Consigne: Dressez la liste de tous les pays désignés par leur nom dans l'extrait choisi, dans leur ordre d'apparition.

Extrait choisi:

────────────────────

Avez-vous les garanties de pouvoir intervenir en cas d’offensive ?

On a négocié avec la Turquie de pouvoir porter une assistance depuis le canton d’Afrin et on a eu son accord. On pourrait imaginer de mettre en place un corridor pour que les populations d’Idlib rejoignent Afrin. Un corridor pourrait aussi être envisagé vers Alep, mais on ne sait pas si la population est convaincue de revenir dans les territoires sous contrôle gouvernemental et il est important pour nous que rien ne se fasse sous la contrainte. On a besoin que la frontière turque reste ouverte, mais la Turquie n’est pas claire sur ce qu’elle va faire. Si elle ferme sa frontière, nous voulons la garantie qu’elle soit ouverte a minima pour les enfants menacés.

On a prépositionné des fournitures pouvant servir à 500 000 enfants dans toute la province. On a amplifié nos partenariats avec une centaine d’organisations locales. Dès que les besoins vont se manifester, on pourra débloquer des financements pour permettre à nos partenaires d’opérer. Notre seul souci est de ne pas être en mesure de livrer une assistance à l’échelle nécessaire et à temps.

Vous avez rencontré les autorités françaises, quelles attentes avez-vous formulées ?

La France est un partenaire dans la promotion du respect pour la protection de l’enfance. Cela fait trente-cinq ans que je travaille dans l’humanitaire, or, dans les crises actuelles, notamment au Moyen-Orient, on constate que le principe sacré de protection de l’enfance, pour lequel les parties faisaient avant des efforts, n’est plus respecté par elles ni par ceux qui ont une influence sur ces conflits. Il n’y a qu’à voir le nombre d’enfants tués ou blessés dans les conflits en Syrie et au Yémen, ou même d’écoles bombardées. On a même du mal à avoir l’écoute des parties au conflit lorsqu’il faut intervenir auprès d’enfants isolés.

Quel est l’impact de sept ans de guerre en Syrie sur les jeunes générations ?

Nous ne sommes pas encore en mesure de dire quelle sera la profondeur de l’impact, si ce n’est qu’il est impressionnant. On risque d’être confronté à une génération d’enfants perdus. Ce n’est pas encore le cas. Les enfants sont incroyablement résilients, mais il y a une limite, donc il faut que cette guerre s’arrête. Quel en l’est l’objectif si l’on tue les enfants et détruit les écoles ?

────────────────────

[Enregistrements stockés du jeu de données]

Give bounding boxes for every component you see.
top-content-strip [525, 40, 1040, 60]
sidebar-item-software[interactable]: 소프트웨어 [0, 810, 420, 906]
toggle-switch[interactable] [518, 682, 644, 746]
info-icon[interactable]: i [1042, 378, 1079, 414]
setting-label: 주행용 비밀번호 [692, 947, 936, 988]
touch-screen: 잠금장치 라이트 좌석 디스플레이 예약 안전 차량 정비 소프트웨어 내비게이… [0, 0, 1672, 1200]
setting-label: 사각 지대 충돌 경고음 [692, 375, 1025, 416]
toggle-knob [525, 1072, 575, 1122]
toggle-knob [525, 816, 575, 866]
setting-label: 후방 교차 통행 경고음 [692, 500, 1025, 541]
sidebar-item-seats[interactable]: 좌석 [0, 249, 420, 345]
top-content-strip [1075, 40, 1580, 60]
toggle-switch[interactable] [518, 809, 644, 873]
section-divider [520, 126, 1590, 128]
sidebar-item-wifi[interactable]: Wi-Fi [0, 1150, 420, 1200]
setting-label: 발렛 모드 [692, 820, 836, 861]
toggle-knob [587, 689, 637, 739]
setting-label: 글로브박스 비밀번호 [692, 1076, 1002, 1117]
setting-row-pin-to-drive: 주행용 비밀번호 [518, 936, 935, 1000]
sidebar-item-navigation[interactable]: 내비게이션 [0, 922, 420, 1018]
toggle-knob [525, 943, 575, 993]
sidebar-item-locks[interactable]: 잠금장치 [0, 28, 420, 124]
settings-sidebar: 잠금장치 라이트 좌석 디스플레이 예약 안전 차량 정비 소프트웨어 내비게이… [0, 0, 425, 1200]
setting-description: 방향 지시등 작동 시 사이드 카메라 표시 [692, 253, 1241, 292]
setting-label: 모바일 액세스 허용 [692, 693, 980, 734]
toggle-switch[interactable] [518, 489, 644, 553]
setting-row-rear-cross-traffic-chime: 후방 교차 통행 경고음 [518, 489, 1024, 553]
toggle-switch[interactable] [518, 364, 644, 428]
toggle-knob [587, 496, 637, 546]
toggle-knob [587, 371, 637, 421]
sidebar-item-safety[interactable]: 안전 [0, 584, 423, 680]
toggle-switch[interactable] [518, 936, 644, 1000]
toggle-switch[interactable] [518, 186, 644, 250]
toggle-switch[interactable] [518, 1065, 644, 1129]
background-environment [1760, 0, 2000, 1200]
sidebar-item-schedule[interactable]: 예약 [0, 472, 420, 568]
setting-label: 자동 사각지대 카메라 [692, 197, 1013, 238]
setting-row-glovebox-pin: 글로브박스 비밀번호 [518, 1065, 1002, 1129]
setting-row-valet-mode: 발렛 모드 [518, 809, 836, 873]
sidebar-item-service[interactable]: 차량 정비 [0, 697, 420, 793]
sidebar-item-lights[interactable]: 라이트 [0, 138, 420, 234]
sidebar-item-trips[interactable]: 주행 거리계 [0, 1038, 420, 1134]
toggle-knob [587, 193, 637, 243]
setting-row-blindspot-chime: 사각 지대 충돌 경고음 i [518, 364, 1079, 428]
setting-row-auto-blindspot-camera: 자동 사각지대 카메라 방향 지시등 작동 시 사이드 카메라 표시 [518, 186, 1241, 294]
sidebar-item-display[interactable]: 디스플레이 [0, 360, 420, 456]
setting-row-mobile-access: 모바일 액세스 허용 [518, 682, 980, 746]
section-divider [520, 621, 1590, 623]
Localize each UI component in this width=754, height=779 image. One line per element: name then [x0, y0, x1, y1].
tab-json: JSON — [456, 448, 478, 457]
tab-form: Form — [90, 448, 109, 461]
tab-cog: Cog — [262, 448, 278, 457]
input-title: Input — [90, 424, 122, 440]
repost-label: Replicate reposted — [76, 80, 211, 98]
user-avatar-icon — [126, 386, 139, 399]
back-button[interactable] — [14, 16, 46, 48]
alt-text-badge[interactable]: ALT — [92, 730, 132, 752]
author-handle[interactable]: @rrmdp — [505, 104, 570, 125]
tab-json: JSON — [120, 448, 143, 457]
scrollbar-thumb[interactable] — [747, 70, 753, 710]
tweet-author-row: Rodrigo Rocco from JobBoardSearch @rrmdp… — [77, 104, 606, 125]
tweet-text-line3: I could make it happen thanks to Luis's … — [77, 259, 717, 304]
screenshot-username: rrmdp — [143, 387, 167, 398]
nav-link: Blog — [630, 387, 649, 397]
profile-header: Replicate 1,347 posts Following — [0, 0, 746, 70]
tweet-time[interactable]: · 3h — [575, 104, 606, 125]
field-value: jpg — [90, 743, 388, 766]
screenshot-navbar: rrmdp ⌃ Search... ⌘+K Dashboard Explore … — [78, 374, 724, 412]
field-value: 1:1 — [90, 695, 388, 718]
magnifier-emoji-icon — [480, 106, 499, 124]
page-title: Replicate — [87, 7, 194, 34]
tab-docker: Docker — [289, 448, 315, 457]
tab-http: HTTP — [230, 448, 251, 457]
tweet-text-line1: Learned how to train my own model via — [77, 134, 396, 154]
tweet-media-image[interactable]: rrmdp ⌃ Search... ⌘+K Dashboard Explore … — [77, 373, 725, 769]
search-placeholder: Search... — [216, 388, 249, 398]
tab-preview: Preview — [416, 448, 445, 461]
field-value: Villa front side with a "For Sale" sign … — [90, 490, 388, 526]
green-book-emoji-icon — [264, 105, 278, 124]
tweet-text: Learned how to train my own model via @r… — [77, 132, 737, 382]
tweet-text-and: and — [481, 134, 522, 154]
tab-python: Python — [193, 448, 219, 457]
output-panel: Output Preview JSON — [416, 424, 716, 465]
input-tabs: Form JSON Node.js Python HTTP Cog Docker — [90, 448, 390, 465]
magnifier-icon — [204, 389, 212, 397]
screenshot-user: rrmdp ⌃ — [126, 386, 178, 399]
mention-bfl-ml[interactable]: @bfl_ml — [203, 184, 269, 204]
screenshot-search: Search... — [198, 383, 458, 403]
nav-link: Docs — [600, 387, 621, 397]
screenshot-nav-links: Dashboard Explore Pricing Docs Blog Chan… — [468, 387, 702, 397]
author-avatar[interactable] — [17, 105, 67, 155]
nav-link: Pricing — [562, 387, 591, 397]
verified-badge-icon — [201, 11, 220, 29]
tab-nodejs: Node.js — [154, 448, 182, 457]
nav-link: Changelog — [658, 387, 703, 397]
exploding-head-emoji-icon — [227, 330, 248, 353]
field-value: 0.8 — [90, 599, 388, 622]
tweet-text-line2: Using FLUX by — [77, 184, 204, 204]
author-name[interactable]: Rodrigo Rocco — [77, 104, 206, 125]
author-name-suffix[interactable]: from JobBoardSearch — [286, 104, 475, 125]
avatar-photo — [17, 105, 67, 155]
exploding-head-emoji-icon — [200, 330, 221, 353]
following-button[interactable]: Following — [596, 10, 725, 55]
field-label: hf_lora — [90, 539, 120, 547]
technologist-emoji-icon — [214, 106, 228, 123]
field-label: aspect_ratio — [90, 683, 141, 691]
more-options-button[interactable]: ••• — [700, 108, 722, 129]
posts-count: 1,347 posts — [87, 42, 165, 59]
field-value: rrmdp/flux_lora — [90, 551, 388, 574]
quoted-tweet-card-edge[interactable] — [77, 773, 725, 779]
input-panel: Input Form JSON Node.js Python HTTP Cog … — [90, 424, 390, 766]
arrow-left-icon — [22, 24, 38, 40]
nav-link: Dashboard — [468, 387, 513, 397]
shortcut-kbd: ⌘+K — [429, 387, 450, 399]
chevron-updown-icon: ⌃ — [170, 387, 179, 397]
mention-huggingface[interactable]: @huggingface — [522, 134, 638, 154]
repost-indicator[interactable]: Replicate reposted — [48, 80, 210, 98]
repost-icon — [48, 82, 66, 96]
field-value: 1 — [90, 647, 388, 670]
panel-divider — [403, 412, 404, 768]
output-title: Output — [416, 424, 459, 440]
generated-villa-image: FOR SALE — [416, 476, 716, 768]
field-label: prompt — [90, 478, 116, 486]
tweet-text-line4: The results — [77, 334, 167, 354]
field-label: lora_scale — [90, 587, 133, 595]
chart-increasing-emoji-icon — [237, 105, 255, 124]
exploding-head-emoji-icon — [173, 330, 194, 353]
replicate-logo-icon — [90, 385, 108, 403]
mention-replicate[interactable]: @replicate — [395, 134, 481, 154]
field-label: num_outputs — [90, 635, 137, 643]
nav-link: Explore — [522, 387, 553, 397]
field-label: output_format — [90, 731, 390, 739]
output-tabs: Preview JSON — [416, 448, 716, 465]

────────────────────

Résultat de l'exercice: Turquie, France, Syrie, Yémen